→ **Problem to solve**: Set out every line bearing the string "text".

### Given data

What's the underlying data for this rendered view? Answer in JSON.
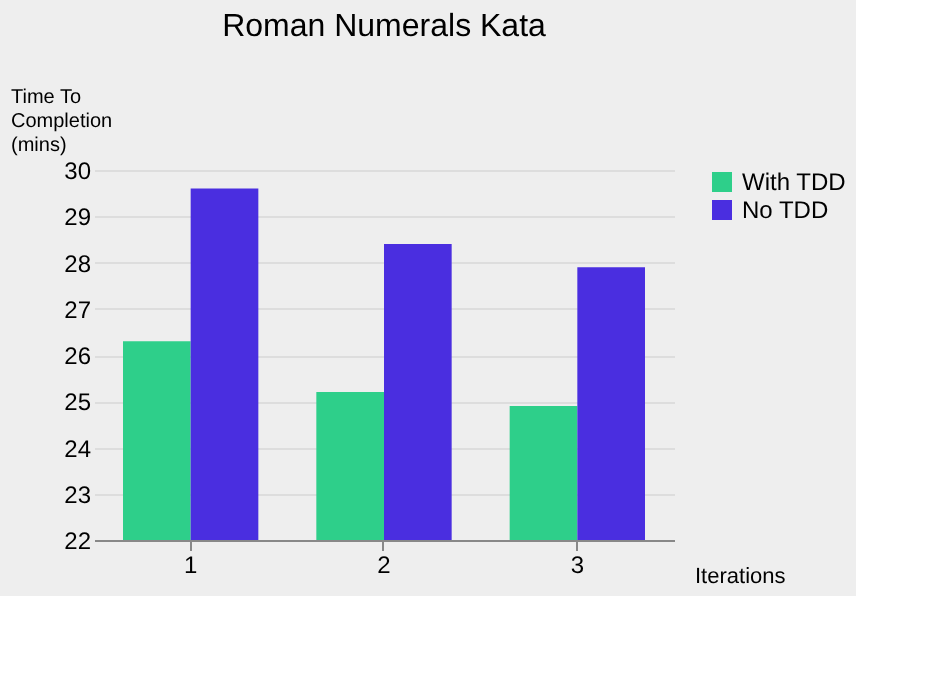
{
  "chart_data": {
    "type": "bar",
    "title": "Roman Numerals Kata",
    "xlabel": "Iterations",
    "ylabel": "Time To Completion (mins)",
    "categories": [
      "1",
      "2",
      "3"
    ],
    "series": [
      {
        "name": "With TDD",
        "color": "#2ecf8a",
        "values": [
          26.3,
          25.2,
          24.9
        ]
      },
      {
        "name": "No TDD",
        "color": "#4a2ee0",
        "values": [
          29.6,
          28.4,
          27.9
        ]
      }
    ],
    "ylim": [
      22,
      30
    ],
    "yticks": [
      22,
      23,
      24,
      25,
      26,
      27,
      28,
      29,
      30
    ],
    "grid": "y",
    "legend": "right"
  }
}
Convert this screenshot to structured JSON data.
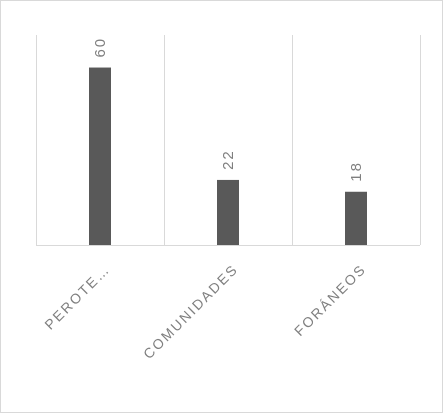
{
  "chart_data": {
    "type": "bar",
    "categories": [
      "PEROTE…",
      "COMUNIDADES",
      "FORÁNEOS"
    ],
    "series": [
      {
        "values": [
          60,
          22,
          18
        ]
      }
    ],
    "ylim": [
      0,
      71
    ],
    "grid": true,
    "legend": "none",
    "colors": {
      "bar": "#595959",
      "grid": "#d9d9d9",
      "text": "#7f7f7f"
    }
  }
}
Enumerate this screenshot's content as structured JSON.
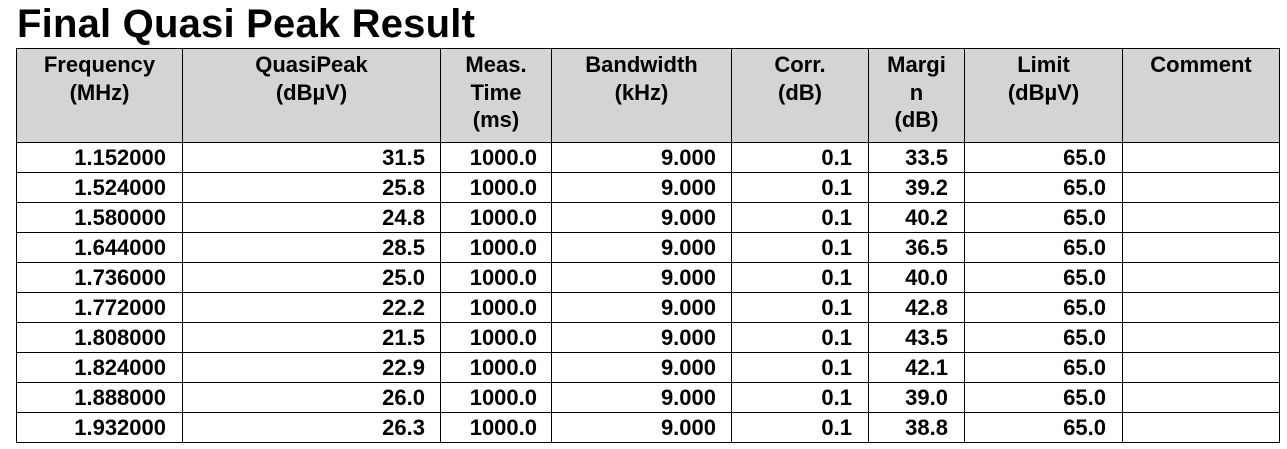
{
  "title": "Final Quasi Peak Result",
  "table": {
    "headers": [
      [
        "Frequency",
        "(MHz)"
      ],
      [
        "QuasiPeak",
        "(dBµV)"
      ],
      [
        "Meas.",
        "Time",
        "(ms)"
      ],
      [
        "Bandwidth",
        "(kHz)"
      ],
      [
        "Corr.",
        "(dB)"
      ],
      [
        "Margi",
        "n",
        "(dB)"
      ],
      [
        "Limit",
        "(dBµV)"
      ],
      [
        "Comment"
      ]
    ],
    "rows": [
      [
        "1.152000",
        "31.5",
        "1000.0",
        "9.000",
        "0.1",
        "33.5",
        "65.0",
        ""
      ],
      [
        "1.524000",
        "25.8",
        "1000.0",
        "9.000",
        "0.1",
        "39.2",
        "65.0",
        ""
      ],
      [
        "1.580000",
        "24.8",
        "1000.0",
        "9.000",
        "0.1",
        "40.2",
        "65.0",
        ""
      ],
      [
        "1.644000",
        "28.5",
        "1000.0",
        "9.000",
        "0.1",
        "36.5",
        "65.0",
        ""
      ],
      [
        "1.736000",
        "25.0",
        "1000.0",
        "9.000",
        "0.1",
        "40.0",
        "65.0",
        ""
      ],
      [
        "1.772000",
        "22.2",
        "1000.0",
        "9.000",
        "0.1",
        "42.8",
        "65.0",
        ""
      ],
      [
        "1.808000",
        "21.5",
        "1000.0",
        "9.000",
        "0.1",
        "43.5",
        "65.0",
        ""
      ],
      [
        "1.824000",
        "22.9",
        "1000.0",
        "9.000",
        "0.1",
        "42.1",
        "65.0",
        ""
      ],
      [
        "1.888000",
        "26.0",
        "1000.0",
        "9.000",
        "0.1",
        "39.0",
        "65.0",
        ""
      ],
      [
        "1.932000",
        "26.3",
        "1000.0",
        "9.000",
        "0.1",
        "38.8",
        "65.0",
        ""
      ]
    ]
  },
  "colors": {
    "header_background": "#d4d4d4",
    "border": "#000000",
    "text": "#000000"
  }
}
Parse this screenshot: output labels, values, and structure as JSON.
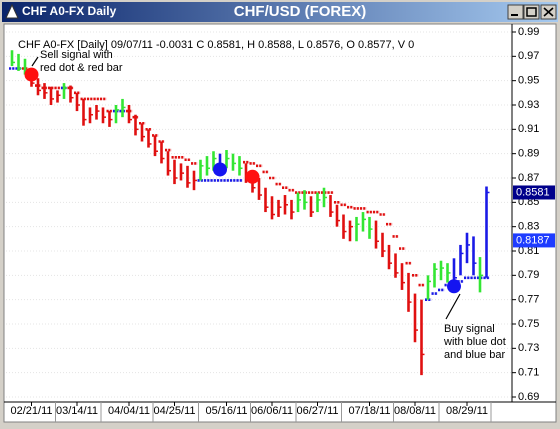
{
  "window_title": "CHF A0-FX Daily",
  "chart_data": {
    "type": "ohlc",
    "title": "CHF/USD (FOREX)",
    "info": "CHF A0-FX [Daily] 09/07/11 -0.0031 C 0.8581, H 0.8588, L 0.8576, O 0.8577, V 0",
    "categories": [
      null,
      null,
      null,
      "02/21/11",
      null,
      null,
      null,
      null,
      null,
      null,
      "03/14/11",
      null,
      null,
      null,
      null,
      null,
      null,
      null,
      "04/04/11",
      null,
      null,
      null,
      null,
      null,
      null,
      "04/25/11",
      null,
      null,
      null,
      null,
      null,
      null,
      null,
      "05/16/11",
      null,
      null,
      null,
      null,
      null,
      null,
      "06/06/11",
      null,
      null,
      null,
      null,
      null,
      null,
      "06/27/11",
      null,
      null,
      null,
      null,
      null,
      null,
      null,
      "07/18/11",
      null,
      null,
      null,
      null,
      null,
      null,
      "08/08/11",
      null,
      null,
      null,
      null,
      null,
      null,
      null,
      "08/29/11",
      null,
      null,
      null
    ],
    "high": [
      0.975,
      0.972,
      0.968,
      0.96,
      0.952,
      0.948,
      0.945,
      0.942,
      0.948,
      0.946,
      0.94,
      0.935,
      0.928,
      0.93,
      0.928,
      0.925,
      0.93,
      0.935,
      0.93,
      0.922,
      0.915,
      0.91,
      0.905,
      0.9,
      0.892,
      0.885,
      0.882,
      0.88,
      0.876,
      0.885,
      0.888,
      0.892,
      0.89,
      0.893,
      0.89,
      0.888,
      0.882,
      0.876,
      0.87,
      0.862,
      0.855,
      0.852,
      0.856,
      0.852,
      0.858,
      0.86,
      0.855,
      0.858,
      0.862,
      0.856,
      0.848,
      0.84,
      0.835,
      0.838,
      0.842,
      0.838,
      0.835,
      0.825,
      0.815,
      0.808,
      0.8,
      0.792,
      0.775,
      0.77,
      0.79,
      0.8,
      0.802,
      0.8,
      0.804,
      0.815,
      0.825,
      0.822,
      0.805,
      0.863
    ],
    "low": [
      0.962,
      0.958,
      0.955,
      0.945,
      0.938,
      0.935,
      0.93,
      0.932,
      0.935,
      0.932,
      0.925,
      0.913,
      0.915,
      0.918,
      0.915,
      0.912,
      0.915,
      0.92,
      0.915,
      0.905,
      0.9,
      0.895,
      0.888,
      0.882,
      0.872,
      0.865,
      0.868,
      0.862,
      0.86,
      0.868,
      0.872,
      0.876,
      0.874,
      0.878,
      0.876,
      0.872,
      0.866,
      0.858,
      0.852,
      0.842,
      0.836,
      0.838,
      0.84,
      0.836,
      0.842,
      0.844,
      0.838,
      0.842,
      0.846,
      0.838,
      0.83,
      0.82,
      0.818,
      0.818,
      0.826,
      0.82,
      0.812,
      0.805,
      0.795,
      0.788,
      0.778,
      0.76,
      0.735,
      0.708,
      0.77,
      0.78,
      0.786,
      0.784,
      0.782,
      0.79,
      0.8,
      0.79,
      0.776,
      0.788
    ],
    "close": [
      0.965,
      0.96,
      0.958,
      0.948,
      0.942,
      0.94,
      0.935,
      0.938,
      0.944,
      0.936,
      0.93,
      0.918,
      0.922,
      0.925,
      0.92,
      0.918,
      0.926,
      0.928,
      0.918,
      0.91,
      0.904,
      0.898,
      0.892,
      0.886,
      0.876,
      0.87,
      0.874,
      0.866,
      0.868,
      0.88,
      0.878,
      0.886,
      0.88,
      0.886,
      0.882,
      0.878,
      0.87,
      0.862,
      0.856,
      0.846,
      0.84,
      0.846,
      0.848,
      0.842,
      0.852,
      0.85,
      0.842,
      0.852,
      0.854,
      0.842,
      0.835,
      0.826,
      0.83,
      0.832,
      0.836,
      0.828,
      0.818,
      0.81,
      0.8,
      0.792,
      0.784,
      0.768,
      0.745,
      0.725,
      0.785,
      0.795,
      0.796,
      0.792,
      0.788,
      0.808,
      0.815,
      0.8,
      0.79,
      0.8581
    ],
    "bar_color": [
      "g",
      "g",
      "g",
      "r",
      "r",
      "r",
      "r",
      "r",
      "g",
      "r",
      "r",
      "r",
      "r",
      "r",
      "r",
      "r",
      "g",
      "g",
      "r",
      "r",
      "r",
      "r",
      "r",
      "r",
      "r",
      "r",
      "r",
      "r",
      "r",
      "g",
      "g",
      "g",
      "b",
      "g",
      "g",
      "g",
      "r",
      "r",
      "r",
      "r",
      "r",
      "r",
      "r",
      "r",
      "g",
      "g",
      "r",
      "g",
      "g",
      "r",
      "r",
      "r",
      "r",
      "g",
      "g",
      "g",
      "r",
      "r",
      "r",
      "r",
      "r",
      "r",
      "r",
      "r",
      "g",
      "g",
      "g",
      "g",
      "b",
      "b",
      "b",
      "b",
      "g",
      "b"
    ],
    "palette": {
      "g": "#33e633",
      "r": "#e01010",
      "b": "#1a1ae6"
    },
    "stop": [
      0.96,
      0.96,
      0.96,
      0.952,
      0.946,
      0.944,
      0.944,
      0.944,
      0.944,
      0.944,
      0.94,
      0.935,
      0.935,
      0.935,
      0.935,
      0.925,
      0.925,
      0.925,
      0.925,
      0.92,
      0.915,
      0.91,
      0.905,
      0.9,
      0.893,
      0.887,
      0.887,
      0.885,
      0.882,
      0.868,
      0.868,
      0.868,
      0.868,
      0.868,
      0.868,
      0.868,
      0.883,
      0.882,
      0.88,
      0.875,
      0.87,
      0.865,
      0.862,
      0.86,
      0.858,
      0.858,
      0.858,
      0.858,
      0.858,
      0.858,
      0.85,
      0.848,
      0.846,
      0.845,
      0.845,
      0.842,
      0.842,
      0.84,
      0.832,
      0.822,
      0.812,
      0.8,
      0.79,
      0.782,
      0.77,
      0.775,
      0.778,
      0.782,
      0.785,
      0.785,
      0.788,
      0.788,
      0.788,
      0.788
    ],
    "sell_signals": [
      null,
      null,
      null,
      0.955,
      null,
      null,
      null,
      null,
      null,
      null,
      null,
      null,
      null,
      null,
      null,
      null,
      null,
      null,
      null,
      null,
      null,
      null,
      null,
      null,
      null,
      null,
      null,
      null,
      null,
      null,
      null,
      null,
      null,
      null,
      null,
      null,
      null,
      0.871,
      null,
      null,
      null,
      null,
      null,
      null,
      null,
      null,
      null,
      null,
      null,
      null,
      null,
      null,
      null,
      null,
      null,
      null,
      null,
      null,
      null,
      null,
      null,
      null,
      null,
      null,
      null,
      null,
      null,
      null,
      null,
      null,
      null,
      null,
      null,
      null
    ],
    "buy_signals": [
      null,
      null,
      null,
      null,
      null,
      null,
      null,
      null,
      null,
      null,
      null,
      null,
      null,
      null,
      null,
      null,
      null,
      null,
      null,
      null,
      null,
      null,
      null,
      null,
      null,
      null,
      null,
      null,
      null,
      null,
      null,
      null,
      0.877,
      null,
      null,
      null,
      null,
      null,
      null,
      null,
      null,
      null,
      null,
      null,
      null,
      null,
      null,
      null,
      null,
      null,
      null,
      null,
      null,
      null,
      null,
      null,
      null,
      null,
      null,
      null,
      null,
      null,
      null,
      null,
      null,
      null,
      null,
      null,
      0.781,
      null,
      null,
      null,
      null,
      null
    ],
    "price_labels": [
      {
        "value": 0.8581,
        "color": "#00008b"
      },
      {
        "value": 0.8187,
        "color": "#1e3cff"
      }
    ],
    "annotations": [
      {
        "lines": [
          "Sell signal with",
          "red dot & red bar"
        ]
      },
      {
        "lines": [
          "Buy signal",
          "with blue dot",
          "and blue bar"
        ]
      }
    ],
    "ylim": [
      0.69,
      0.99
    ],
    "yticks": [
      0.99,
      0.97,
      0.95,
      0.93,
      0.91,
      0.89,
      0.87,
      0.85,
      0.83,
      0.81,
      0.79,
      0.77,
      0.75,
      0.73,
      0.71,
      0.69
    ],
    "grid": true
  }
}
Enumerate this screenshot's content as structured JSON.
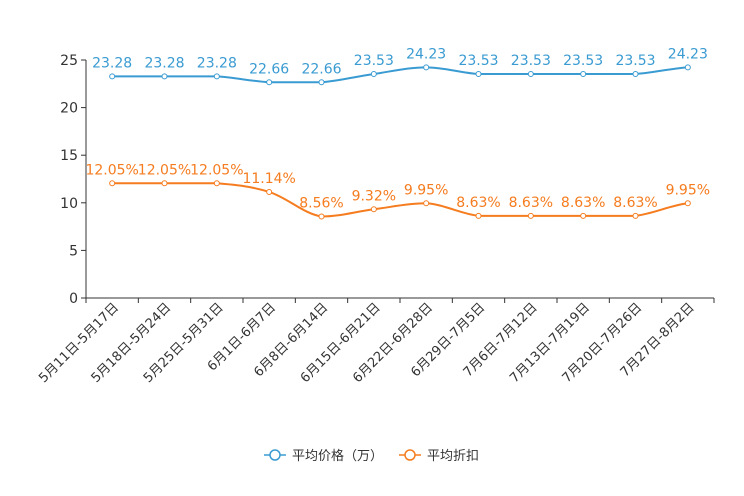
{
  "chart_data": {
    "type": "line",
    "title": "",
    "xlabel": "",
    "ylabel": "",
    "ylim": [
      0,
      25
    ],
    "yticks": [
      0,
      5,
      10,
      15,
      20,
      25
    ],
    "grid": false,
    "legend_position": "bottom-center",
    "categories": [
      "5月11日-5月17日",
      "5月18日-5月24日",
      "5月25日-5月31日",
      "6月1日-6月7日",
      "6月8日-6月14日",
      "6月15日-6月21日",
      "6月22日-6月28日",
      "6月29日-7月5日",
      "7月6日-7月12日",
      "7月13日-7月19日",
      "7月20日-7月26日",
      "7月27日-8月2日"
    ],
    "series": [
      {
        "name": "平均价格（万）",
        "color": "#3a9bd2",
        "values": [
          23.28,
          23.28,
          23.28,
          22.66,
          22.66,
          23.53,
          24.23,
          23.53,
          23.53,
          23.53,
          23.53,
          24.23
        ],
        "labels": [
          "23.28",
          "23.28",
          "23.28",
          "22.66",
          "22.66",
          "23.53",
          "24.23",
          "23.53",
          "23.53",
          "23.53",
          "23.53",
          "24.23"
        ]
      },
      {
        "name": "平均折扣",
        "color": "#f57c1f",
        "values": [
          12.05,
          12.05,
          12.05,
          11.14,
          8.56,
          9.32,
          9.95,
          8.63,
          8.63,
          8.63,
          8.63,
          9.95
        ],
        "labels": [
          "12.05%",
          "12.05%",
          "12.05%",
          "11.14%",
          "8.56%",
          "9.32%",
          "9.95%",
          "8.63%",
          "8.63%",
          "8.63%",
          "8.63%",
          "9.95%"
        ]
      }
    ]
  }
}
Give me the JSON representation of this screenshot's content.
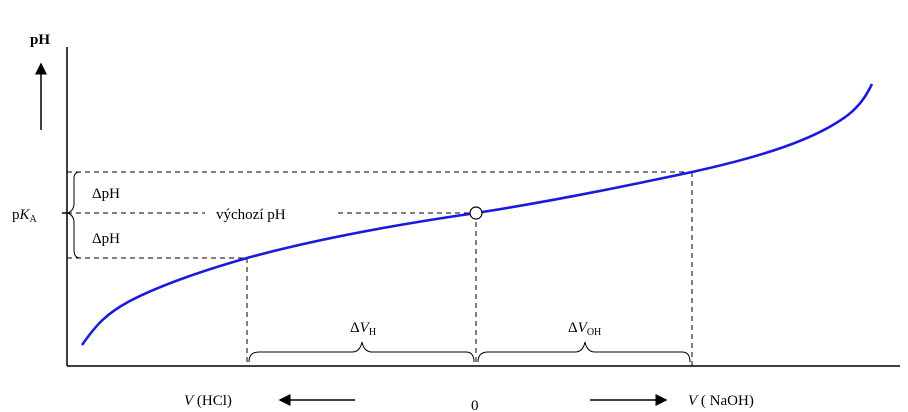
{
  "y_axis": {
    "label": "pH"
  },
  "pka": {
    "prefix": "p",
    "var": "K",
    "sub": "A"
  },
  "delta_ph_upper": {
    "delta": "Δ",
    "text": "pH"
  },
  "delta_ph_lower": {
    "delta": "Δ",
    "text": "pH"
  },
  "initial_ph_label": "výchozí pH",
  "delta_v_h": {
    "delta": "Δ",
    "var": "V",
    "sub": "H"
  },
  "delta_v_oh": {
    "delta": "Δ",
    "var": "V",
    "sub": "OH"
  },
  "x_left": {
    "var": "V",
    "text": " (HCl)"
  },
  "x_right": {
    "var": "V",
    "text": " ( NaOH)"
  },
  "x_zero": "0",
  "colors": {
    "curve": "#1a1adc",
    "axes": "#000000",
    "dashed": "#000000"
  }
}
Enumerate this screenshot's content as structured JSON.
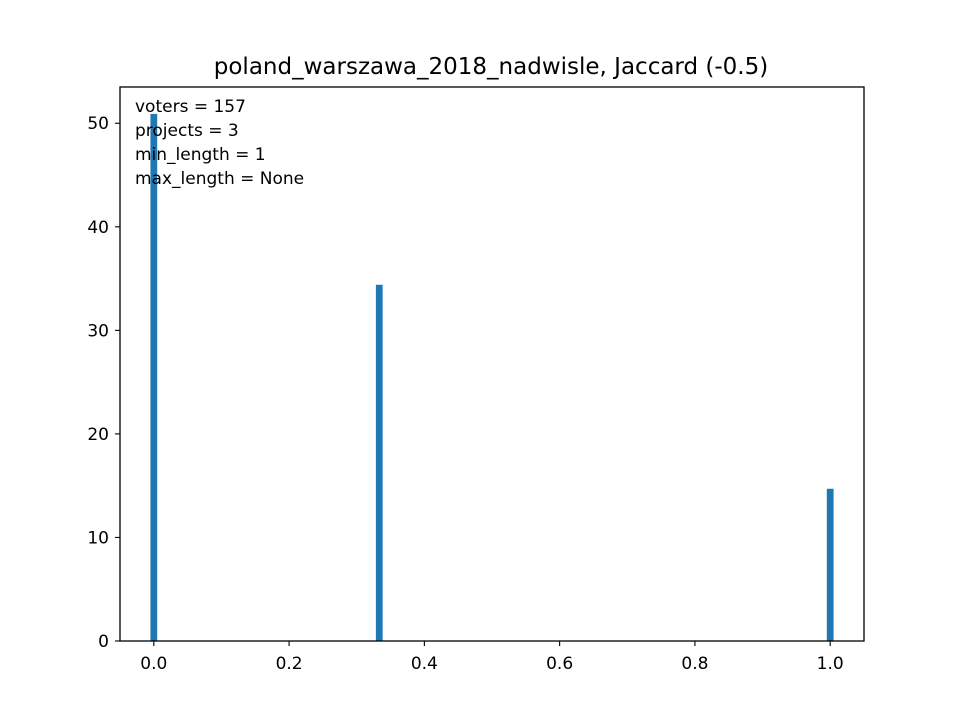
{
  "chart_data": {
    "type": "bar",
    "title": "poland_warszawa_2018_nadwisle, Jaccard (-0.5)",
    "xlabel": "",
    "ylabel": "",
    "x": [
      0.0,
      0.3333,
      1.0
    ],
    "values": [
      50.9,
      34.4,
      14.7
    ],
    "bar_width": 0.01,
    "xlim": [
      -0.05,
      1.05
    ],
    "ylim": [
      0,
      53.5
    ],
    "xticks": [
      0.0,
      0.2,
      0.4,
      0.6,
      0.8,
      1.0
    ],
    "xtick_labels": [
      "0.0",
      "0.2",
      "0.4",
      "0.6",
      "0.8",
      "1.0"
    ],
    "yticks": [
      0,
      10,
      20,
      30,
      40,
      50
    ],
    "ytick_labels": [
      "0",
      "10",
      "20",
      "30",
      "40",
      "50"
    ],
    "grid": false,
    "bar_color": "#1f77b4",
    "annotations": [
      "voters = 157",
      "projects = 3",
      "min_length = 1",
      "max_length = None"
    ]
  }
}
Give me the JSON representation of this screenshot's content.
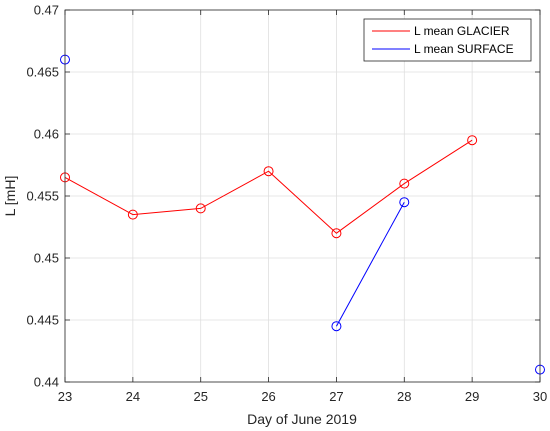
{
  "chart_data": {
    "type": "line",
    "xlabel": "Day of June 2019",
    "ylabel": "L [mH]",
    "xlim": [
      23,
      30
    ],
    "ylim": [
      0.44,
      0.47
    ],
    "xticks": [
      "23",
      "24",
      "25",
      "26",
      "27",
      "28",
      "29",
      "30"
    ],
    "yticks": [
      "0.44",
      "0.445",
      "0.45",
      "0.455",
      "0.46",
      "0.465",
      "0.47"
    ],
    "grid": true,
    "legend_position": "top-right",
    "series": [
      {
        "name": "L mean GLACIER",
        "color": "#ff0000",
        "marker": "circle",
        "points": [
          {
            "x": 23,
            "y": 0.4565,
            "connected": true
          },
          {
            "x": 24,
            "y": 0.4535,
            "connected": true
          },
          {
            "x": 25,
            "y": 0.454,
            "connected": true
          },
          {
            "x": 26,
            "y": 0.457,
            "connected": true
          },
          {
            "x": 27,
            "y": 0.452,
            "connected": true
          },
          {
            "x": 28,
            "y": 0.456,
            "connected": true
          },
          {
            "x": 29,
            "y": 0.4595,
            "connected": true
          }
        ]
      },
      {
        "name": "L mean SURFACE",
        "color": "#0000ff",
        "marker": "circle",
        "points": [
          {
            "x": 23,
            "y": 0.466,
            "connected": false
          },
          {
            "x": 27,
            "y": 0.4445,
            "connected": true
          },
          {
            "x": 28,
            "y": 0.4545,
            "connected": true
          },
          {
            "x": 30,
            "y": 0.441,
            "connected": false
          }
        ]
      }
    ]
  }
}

######

→ **Completed exercise**:
      "text": "#7f7f7f"
    "text": "#000000"
    "text": "pH"
    "text": "pH"
    "text": " (HCl)"
    "text": " ( NaOH)"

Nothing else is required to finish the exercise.